_WRITTEN INSTRUCTION_. From the entries that follow, list every line in which the string "mass" appears.

(Raw records)
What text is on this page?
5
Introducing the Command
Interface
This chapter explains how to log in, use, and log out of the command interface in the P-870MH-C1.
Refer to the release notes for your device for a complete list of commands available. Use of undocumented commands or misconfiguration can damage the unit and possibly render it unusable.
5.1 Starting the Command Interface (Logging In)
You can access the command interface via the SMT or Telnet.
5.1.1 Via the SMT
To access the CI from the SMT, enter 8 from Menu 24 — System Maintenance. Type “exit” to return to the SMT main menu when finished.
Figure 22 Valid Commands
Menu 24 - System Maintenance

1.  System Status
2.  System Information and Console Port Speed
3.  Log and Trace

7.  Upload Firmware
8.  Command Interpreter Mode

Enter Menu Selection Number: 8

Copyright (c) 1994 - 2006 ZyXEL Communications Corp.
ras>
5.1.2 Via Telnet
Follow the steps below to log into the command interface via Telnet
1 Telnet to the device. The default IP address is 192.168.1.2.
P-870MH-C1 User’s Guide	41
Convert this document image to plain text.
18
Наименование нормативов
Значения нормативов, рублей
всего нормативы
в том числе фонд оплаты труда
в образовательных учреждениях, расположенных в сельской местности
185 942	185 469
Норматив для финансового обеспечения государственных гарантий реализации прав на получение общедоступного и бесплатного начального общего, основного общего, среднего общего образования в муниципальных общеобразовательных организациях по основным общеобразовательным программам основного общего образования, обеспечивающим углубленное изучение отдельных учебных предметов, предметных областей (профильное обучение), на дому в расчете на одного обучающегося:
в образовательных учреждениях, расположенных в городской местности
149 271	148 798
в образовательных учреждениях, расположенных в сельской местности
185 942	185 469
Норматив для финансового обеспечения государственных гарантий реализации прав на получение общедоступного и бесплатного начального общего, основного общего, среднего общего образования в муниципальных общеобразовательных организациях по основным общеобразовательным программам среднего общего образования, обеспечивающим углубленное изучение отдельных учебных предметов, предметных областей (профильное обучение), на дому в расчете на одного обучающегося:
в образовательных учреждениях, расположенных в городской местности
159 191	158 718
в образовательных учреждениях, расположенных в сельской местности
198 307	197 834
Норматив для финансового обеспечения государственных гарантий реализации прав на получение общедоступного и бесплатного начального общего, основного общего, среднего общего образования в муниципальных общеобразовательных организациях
--
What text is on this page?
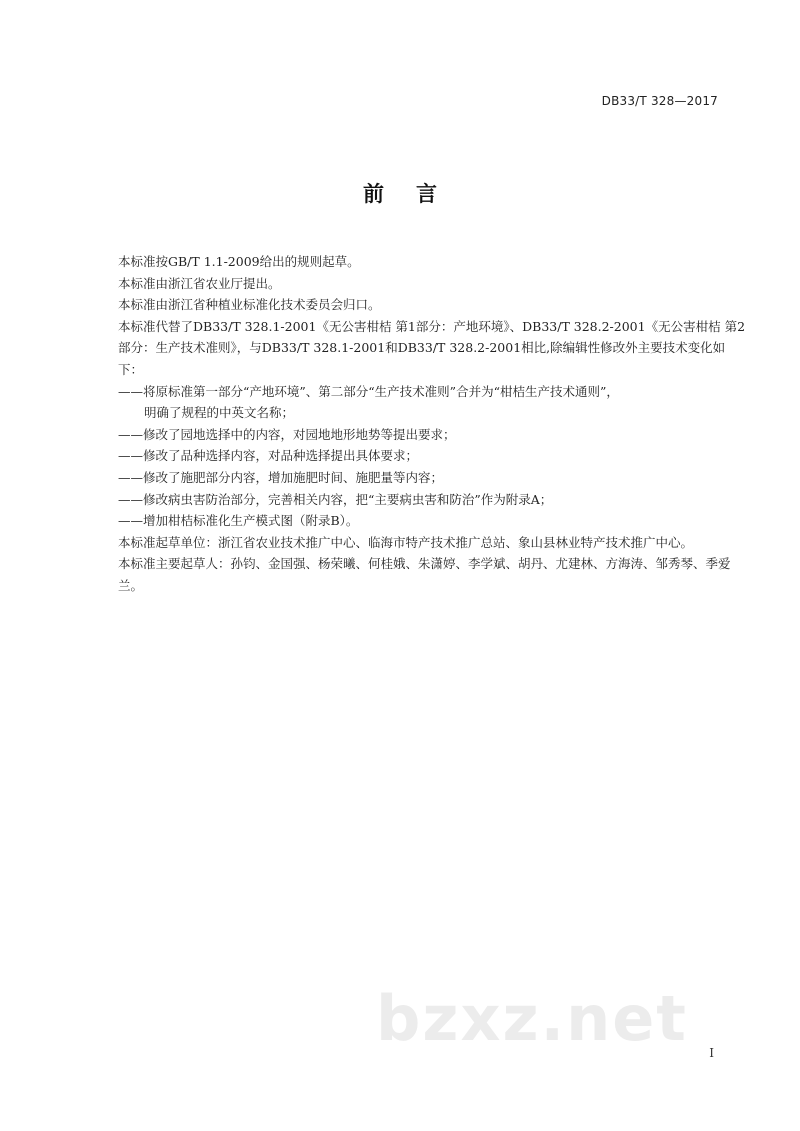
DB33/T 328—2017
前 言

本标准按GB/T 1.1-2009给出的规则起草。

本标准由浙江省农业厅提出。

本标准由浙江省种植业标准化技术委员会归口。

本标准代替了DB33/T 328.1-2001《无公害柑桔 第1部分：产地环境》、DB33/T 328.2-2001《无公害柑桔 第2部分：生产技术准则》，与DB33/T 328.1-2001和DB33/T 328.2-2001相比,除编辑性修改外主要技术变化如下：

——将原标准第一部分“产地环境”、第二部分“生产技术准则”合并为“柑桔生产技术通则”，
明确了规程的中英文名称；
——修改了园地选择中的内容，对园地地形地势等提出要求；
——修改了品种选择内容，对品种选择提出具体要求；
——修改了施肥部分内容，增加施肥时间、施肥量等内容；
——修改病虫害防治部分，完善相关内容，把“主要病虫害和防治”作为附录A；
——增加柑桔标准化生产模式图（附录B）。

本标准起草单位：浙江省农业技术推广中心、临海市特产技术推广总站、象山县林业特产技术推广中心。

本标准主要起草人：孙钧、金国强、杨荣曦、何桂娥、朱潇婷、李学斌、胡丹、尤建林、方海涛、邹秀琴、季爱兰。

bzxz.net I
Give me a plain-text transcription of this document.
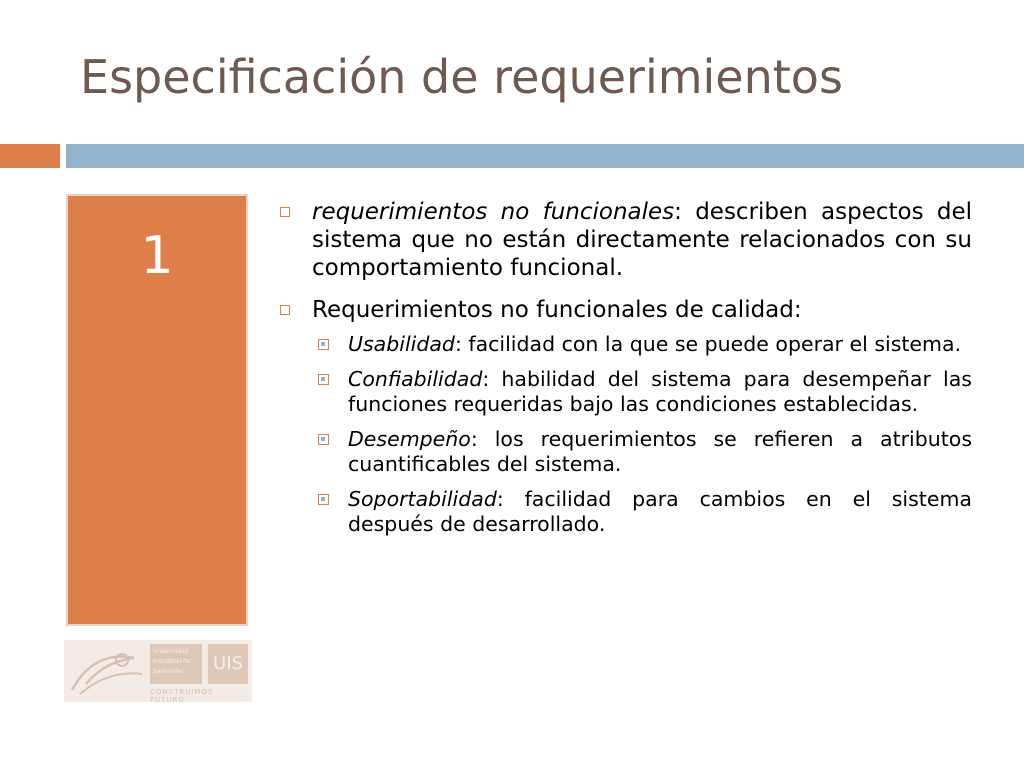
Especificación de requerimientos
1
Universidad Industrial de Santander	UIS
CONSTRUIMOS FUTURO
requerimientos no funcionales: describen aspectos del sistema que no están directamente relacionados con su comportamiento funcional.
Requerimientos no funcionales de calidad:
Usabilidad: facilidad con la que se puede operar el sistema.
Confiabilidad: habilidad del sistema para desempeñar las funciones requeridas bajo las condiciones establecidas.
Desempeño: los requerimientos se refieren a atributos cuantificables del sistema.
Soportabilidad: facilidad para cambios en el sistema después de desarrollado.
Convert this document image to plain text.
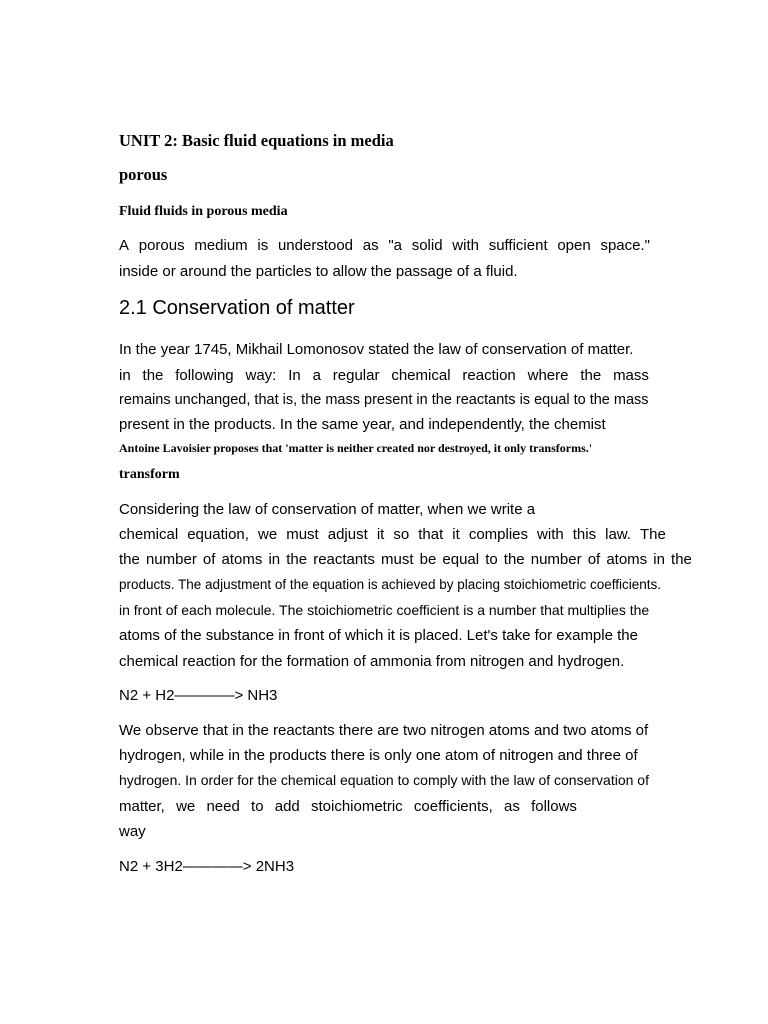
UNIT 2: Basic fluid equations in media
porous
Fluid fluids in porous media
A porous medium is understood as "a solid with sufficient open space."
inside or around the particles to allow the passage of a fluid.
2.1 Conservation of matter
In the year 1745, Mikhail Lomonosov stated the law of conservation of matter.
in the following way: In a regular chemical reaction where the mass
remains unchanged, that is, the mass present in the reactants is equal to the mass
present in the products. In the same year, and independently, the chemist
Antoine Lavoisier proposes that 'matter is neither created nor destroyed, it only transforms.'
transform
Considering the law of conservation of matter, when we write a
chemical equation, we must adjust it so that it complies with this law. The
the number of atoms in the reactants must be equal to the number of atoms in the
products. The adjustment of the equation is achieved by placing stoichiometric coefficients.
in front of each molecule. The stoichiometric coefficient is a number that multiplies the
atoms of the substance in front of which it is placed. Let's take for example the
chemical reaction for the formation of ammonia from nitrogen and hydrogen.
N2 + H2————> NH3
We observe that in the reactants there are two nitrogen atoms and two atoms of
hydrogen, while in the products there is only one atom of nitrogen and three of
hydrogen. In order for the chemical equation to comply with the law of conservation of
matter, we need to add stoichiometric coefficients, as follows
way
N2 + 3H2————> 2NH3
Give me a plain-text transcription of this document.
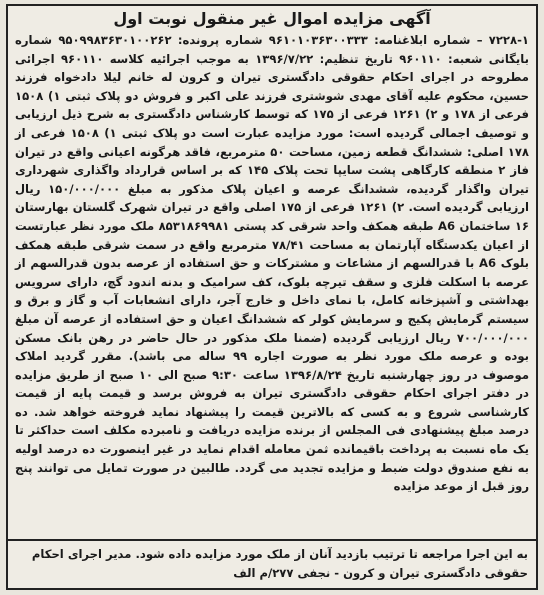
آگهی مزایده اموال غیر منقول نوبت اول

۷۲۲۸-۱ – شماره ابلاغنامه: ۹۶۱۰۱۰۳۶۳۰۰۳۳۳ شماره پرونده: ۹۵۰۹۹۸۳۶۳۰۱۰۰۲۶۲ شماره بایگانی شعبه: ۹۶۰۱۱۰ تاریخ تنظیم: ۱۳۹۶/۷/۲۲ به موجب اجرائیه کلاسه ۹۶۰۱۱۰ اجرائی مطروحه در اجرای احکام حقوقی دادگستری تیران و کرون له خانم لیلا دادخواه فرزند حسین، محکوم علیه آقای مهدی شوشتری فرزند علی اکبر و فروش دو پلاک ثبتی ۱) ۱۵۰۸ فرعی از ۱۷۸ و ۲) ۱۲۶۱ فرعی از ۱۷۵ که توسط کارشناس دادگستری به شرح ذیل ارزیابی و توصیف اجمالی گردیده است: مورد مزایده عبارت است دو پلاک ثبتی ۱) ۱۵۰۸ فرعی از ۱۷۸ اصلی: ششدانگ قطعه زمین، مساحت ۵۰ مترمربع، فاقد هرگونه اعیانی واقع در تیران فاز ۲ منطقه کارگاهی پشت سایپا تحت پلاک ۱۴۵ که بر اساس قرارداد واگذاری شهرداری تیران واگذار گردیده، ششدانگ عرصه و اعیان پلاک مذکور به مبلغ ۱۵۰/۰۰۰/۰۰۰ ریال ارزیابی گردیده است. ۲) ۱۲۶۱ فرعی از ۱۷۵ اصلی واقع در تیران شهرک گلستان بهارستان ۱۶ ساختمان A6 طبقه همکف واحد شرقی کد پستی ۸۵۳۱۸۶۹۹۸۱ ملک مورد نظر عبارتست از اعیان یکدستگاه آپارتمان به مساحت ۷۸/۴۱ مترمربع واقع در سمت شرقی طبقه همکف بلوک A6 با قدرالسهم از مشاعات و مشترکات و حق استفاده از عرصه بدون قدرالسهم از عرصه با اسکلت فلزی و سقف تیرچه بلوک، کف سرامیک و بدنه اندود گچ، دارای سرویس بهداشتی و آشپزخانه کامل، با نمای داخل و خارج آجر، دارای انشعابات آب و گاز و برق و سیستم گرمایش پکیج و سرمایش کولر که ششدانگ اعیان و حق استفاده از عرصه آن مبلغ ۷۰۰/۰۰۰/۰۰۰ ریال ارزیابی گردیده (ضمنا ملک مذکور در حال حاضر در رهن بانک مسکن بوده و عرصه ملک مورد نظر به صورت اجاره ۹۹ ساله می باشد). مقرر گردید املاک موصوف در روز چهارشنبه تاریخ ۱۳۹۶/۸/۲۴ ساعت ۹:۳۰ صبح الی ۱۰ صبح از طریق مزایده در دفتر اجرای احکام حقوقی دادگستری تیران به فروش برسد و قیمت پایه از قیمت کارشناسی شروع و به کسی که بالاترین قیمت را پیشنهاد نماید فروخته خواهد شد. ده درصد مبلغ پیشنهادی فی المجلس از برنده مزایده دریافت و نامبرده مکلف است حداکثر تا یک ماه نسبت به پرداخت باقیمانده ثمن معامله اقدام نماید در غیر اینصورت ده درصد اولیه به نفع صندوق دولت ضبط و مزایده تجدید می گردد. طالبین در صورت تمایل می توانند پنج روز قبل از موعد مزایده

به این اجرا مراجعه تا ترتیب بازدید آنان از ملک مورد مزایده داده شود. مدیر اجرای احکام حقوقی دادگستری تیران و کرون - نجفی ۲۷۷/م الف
==
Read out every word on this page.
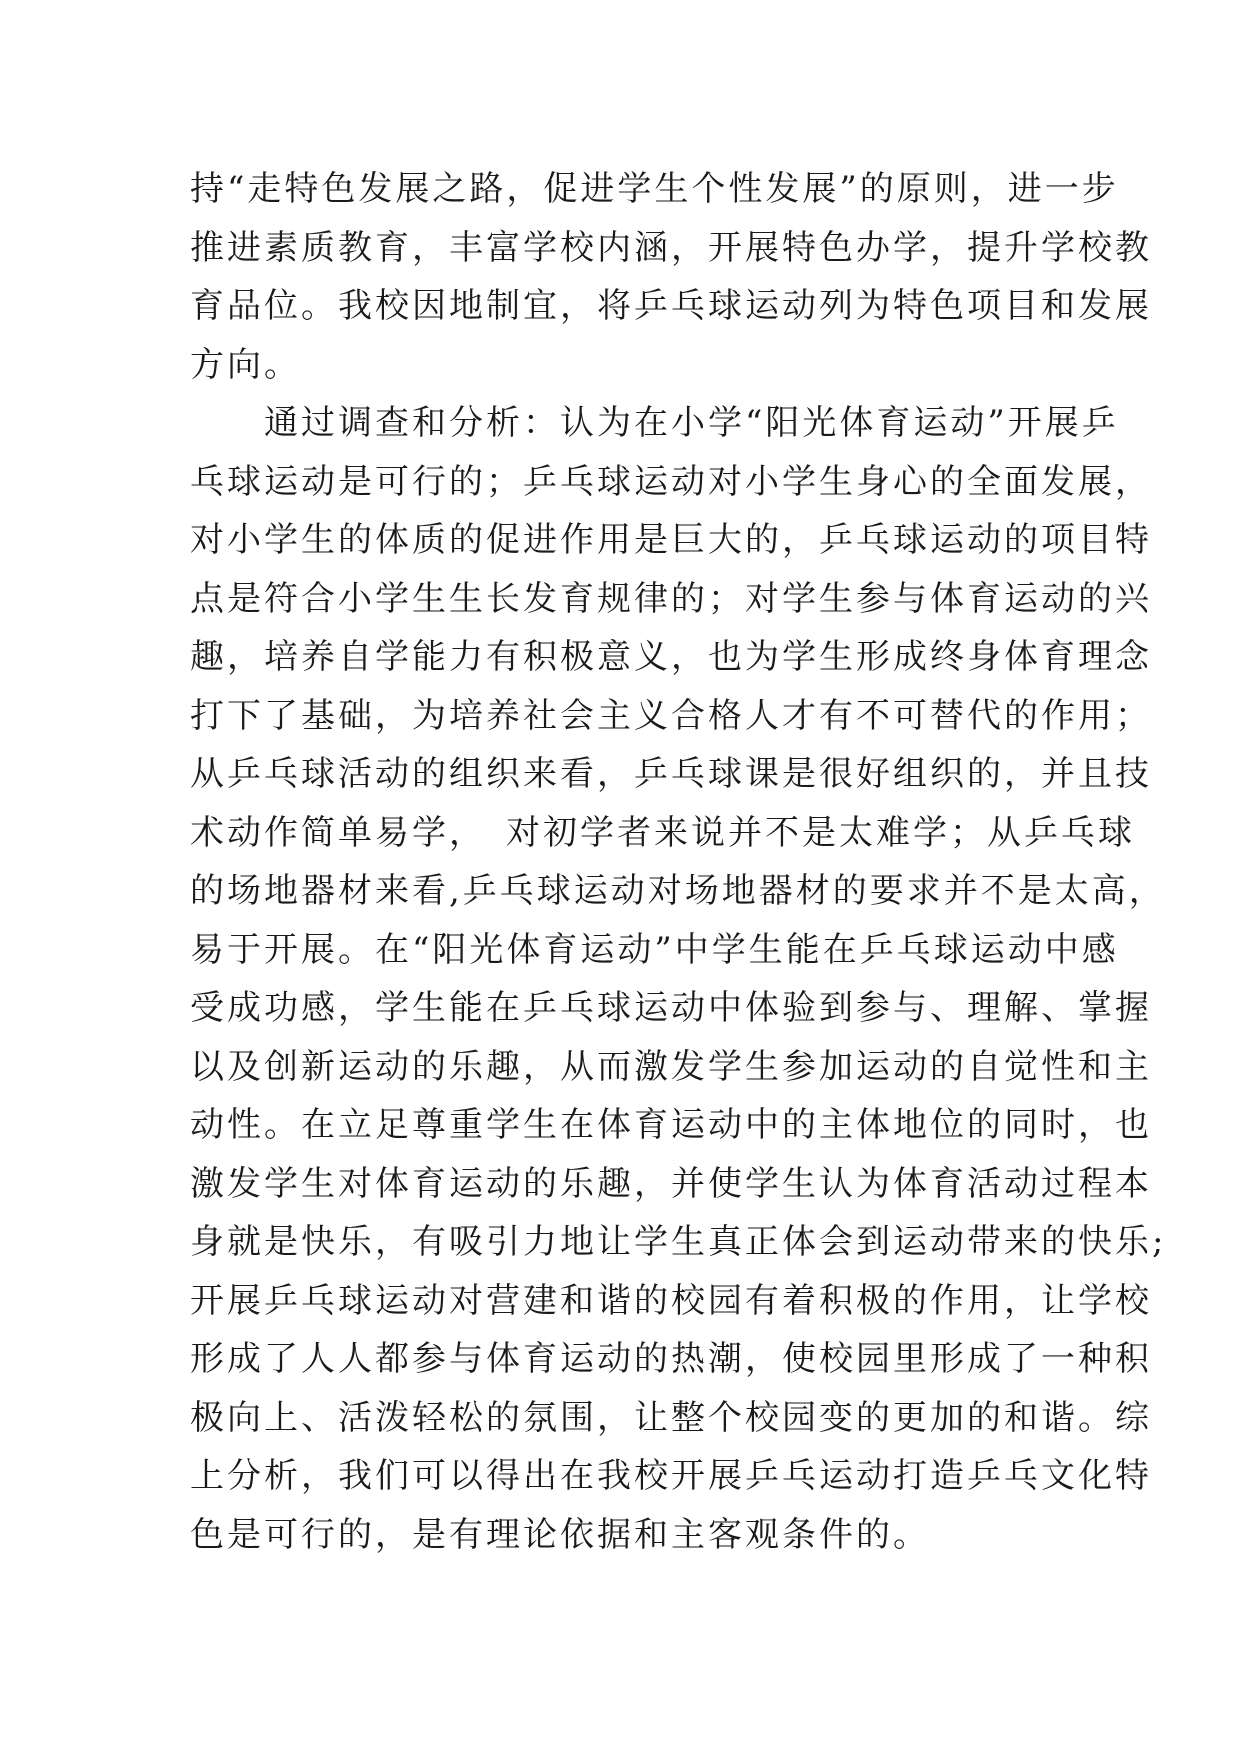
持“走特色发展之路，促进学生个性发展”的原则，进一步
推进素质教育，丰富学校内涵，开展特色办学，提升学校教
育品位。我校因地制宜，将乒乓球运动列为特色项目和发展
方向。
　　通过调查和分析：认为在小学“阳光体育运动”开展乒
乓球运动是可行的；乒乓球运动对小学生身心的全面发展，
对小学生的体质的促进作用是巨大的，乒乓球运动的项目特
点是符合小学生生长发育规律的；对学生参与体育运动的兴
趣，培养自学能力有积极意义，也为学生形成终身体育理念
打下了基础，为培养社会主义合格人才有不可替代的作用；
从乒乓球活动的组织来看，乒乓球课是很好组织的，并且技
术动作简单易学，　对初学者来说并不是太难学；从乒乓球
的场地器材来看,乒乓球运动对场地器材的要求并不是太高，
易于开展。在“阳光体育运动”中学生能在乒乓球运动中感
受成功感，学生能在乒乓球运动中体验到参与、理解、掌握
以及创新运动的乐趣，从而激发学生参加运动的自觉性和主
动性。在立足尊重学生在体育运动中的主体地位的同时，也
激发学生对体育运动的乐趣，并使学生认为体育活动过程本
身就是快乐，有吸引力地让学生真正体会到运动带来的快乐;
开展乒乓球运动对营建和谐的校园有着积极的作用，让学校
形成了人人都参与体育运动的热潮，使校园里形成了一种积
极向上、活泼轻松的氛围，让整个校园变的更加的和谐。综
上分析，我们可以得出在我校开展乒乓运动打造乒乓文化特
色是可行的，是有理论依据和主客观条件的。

_FINAL RESULT_.
in the following way: In a regular chemical reaction where the mass
remains unchanged, that is, the mass present in the reactants is equal to the mass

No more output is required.